Given instruction.
Find every line in the records below that contains the word "title", and copy each such line.

Begin

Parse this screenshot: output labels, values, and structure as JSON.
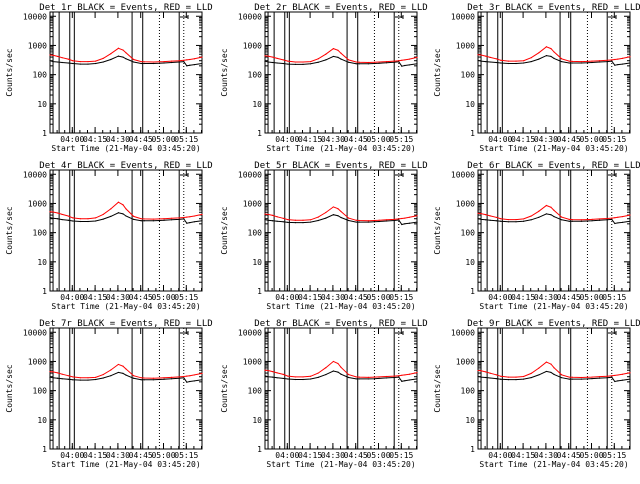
{
  "colors": {
    "events": "#000000",
    "lld": "#ff0000",
    "axes": "#000000",
    "background": "#ffffff"
  },
  "chart_data": [
    {
      "type": "line",
      "title": "Det 1r  BLACK = Events, RED = LLD",
      "ylabel": "Counts/sec",
      "xlabel": "Start Time (21-May-04 03:45:20)",
      "x_ticks": [
        "04:00",
        "04:15",
        "04:30",
        "04:45",
        "05:00",
        "05:15"
      ],
      "y_ticks": [
        "1",
        "10",
        "100",
        "1000",
        "10000"
      ],
      "yscale": "log",
      "ylim": [
        1,
        14000
      ],
      "x_minutes": [
        0,
        2,
        5,
        8,
        12,
        15,
        20,
        25,
        30,
        35,
        40,
        45,
        48,
        50,
        55,
        60,
        62,
        68,
        72,
        75,
        80,
        85,
        88,
        90,
        92,
        95,
        100
      ],
      "series": [
        {
          "name": "BLACK = Events",
          "values": [
            300,
            280,
            270,
            260,
            250,
            240,
            230,
            230,
            240,
            270,
            330,
            430,
            400,
            350,
            270,
            240,
            240,
            240,
            245,
            250,
            260,
            270,
            280,
            200,
            210,
            220,
            240
          ]
        },
        {
          "name": "RED = LLD",
          "values": [
            470,
            460,
            420,
            380,
            340,
            300,
            280,
            280,
            290,
            360,
            520,
            800,
            700,
            560,
            330,
            280,
            275,
            270,
            275,
            280,
            290,
            300,
            310,
            320,
            330,
            350,
            400
          ]
        }
      ]
    },
    {
      "type": "line",
      "title": "Det 2r  BLACK = Events, RED = LLD",
      "ylabel": "Counts/sec",
      "xlabel": "Start Time (21-May-04 03:45:20)",
      "x_ticks": [
        "04:00",
        "04:15",
        "04:30",
        "04:45",
        "05:00",
        "05:15"
      ],
      "y_ticks": [
        "1",
        "10",
        "100",
        "1000",
        "10000"
      ],
      "yscale": "log",
      "ylim": [
        1,
        14000
      ],
      "x_minutes": [
        0,
        2,
        5,
        8,
        12,
        15,
        20,
        25,
        30,
        35,
        40,
        45,
        48,
        50,
        55,
        60,
        62,
        68,
        72,
        75,
        80,
        85,
        88,
        90,
        92,
        95,
        100
      ],
      "series": [
        {
          "name": "BLACK = Events",
          "values": [
            290,
            270,
            260,
            250,
            240,
            230,
            225,
            225,
            235,
            265,
            320,
            420,
            390,
            340,
            265,
            235,
            235,
            235,
            240,
            245,
            255,
            265,
            275,
            195,
            205,
            215,
            235
          ]
        },
        {
          "name": "RED = LLD",
          "values": [
            440,
            430,
            400,
            360,
            320,
            290,
            270,
            270,
            280,
            350,
            500,
            780,
            680,
            540,
            320,
            270,
            265,
            260,
            265,
            270,
            280,
            290,
            300,
            310,
            320,
            340,
            390
          ]
        }
      ]
    },
    {
      "type": "line",
      "title": "Det 3r  BLACK = Events, RED = LLD",
      "ylabel": "Counts/sec",
      "xlabel": "Start Time (21-May-04 03:45:20)",
      "x_ticks": [
        "04:00",
        "04:15",
        "04:30",
        "04:45",
        "05:00",
        "05:15"
      ],
      "y_ticks": [
        "1",
        "10",
        "100",
        "1000",
        "10000"
      ],
      "yscale": "log",
      "ylim": [
        1,
        14000
      ],
      "x_minutes": [
        0,
        2,
        5,
        8,
        12,
        15,
        20,
        25,
        30,
        35,
        40,
        45,
        48,
        50,
        55,
        60,
        62,
        68,
        72,
        75,
        80,
        85,
        88,
        90,
        92,
        95,
        100
      ],
      "series": [
        {
          "name": "BLACK = Events",
          "values": [
            310,
            290,
            280,
            270,
            260,
            250,
            240,
            240,
            250,
            280,
            340,
            450,
            420,
            360,
            280,
            250,
            250,
            250,
            255,
            260,
            270,
            280,
            290,
            210,
            220,
            230,
            250
          ]
        },
        {
          "name": "RED = LLD",
          "values": [
            480,
            470,
            430,
            390,
            350,
            310,
            290,
            290,
            300,
            380,
            560,
            900,
            780,
            600,
            350,
            290,
            285,
            280,
            285,
            290,
            300,
            310,
            320,
            330,
            340,
            360,
            410
          ]
        }
      ]
    },
    {
      "type": "line",
      "title": "Det 4r  BLACK = Events, RED = LLD",
      "ylabel": "Counts/sec",
      "xlabel": "Start Time (21-May-04 03:45:20)",
      "x_ticks": [
        "04:00",
        "04:15",
        "04:30",
        "04:45",
        "05:00",
        "05:15"
      ],
      "y_ticks": [
        "1",
        "10",
        "100",
        "1000",
        "10000"
      ],
      "yscale": "log",
      "ylim": [
        1,
        14000
      ],
      "x_minutes": [
        0,
        2,
        5,
        8,
        12,
        15,
        20,
        25,
        30,
        35,
        40,
        45,
        48,
        50,
        55,
        60,
        62,
        68,
        72,
        75,
        80,
        85,
        88,
        90,
        92,
        95,
        100
      ],
      "series": [
        {
          "name": "BLACK = Events",
          "values": [
            330,
            310,
            300,
            280,
            265,
            250,
            240,
            240,
            250,
            290,
            360,
            480,
            440,
            370,
            285,
            255,
            255,
            255,
            260,
            265,
            275,
            285,
            295,
            210,
            220,
            235,
            255
          ]
        },
        {
          "name": "RED = LLD",
          "values": [
            520,
            510,
            470,
            420,
            370,
            320,
            300,
            300,
            320,
            420,
            650,
            1100,
            900,
            650,
            360,
            300,
            295,
            290,
            295,
            300,
            310,
            320,
            330,
            340,
            350,
            370,
            420
          ]
        }
      ]
    },
    {
      "type": "line",
      "title": "Det 5r  BLACK = Events, RED = LLD",
      "ylabel": "Counts/sec",
      "xlabel": "Start Time (21-May-04 03:45:20)",
      "x_ticks": [
        "04:00",
        "04:15",
        "04:30",
        "04:45",
        "05:00",
        "05:15"
      ],
      "y_ticks": [
        "1",
        "10",
        "100",
        "1000",
        "10000"
      ],
      "yscale": "log",
      "ylim": [
        1,
        14000
      ],
      "x_minutes": [
        0,
        2,
        5,
        8,
        12,
        15,
        20,
        25,
        30,
        35,
        40,
        45,
        48,
        50,
        55,
        60,
        62,
        68,
        72,
        75,
        80,
        85,
        88,
        90,
        92,
        95,
        100
      ],
      "series": [
        {
          "name": "BLACK = Events",
          "values": [
            280,
            265,
            255,
            245,
            235,
            225,
            220,
            220,
            230,
            260,
            315,
            410,
            380,
            330,
            260,
            230,
            230,
            230,
            235,
            240,
            250,
            260,
            270,
            190,
            200,
            210,
            230
          ]
        },
        {
          "name": "RED = LLD",
          "values": [
            430,
            420,
            390,
            350,
            310,
            280,
            265,
            265,
            275,
            340,
            490,
            760,
            660,
            530,
            315,
            265,
            260,
            255,
            260,
            265,
            275,
            285,
            295,
            305,
            315,
            335,
            380
          ]
        }
      ]
    },
    {
      "type": "line",
      "title": "Det 6r  BLACK = Events, RED = LLD",
      "ylabel": "Counts/sec",
      "xlabel": "Start Time (21-May-04 03:45:20)",
      "x_ticks": [
        "04:00",
        "04:15",
        "04:30",
        "04:45",
        "05:00",
        "05:15"
      ],
      "y_ticks": [
        "1",
        "10",
        "100",
        "1000",
        "10000"
      ],
      "yscale": "log",
      "ylim": [
        1,
        14000
      ],
      "x_minutes": [
        0,
        2,
        5,
        8,
        12,
        15,
        20,
        25,
        30,
        35,
        40,
        45,
        48,
        50,
        55,
        60,
        62,
        68,
        72,
        75,
        80,
        85,
        88,
        90,
        92,
        95,
        100
      ],
      "series": [
        {
          "name": "BLACK = Events",
          "values": [
            300,
            285,
            275,
            265,
            255,
            245,
            235,
            235,
            245,
            275,
            335,
            440,
            410,
            355,
            275,
            245,
            245,
            245,
            250,
            255,
            265,
            275,
            285,
            205,
            215,
            225,
            245
          ]
        },
        {
          "name": "RED = LLD",
          "values": [
            460,
            450,
            415,
            375,
            335,
            300,
            280,
            280,
            295,
            370,
            540,
            850,
            740,
            580,
            340,
            285,
            280,
            275,
            280,
            285,
            295,
            305,
            315,
            325,
            335,
            355,
            400
          ]
        }
      ]
    },
    {
      "type": "line",
      "title": "Det 7r  BLACK = Events, RED = LLD",
      "ylabel": "Counts/sec",
      "xlabel": "Start Time (21-May-04 03:45:20)",
      "x_ticks": [
        "04:00",
        "04:15",
        "04:30",
        "04:45",
        "05:00",
        "05:15"
      ],
      "y_ticks": [
        "1",
        "10",
        "100",
        "1000",
        "10000"
      ],
      "yscale": "log",
      "ylim": [
        1,
        14000
      ],
      "x_minutes": [
        0,
        2,
        5,
        8,
        12,
        15,
        20,
        25,
        30,
        35,
        40,
        45,
        48,
        50,
        55,
        60,
        62,
        68,
        72,
        75,
        80,
        85,
        88,
        90,
        92,
        95,
        100
      ],
      "series": [
        {
          "name": "BLACK = Events",
          "values": [
            290,
            275,
            265,
            255,
            245,
            235,
            230,
            230,
            240,
            270,
            325,
            420,
            390,
            340,
            265,
            235,
            235,
            235,
            240,
            245,
            255,
            265,
            275,
            195,
            205,
            215,
            235
          ]
        },
        {
          "name": "RED = LLD",
          "values": [
            450,
            440,
            405,
            365,
            325,
            295,
            275,
            275,
            285,
            355,
            510,
            790,
            690,
            550,
            325,
            275,
            270,
            265,
            270,
            275,
            285,
            295,
            305,
            315,
            325,
            345,
            390
          ]
        }
      ]
    },
    {
      "type": "line",
      "title": "Det 8r  BLACK = Events, RED = LLD",
      "ylabel": "Counts/sec",
      "xlabel": "Start Time (21-May-04 03:45:20)",
      "x_ticks": [
        "04:00",
        "04:15",
        "04:30",
        "04:45",
        "05:00",
        "05:15"
      ],
      "y_ticks": [
        "1",
        "10",
        "100",
        "1000",
        "10000"
      ],
      "yscale": "log",
      "ylim": [
        1,
        14000
      ],
      "x_minutes": [
        0,
        2,
        5,
        8,
        12,
        15,
        20,
        25,
        30,
        35,
        40,
        45,
        48,
        50,
        55,
        60,
        62,
        68,
        72,
        75,
        80,
        85,
        88,
        90,
        92,
        95,
        100
      ],
      "series": [
        {
          "name": "BLACK = Events",
          "values": [
            320,
            300,
            290,
            275,
            262,
            250,
            240,
            240,
            250,
            285,
            355,
            470,
            430,
            365,
            282,
            252,
            252,
            252,
            257,
            262,
            272,
            282,
            292,
            208,
            218,
            232,
            252
          ]
        },
        {
          "name": "RED = LLD",
          "values": [
            500,
            490,
            450,
            405,
            360,
            315,
            295,
            295,
            310,
            400,
            610,
            1000,
            850,
            630,
            355,
            295,
            290,
            285,
            290,
            295,
            305,
            315,
            325,
            335,
            345,
            365,
            415
          ]
        }
      ]
    },
    {
      "type": "line",
      "title": "Det 9r  BLACK = Events, RED = LLD",
      "ylabel": "Counts/sec",
      "xlabel": "Start Time (21-May-04 03:45:20)",
      "x_ticks": [
        "04:00",
        "04:15",
        "04:30",
        "04:45",
        "05:00",
        "05:15"
      ],
      "y_ticks": [
        "1",
        "10",
        "100",
        "1000",
        "10000"
      ],
      "yscale": "log",
      "ylim": [
        1,
        14000
      ],
      "x_minutes": [
        0,
        2,
        5,
        8,
        12,
        15,
        20,
        25,
        30,
        35,
        40,
        45,
        48,
        50,
        55,
        60,
        62,
        68,
        72,
        75,
        80,
        85,
        88,
        90,
        92,
        95,
        100
      ],
      "series": [
        {
          "name": "BLACK = Events",
          "values": [
            310,
            292,
            282,
            270,
            258,
            246,
            238,
            238,
            248,
            280,
            345,
            455,
            420,
            360,
            278,
            248,
            248,
            248,
            253,
            258,
            268,
            278,
            288,
            206,
            216,
            228,
            248
          ]
        },
        {
          "name": "RED = LLD",
          "values": [
            490,
            480,
            440,
            395,
            350,
            310,
            290,
            290,
            305,
            390,
            590,
            950,
            810,
            610,
            350,
            292,
            287,
            282,
            287,
            292,
            302,
            312,
            322,
            332,
            342,
            362,
            410
          ]
        }
      ]
    }
  ]
}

End

Response below.
      "title": "Det 1r  BLACK = Events, RED = LLD",
      "title": "Det 2r  BLACK = Events, RED = LLD",
      "title": "Det 3r  BLACK = Events, RED = LLD",
      "title": "Det 4r  BLACK = Events, RED = LLD",
      "title": "Det 5r  BLACK = Events, RED = LLD",
      "title": "Det 6r  BLACK = Events, RED = LLD",
      "title": "Det 7r  BLACK = Events, RED = LLD",
      "title": "Det 8r  BLACK = Events, RED = LLD",
      "title": "Det 9r  BLACK = Events, RED = LLD",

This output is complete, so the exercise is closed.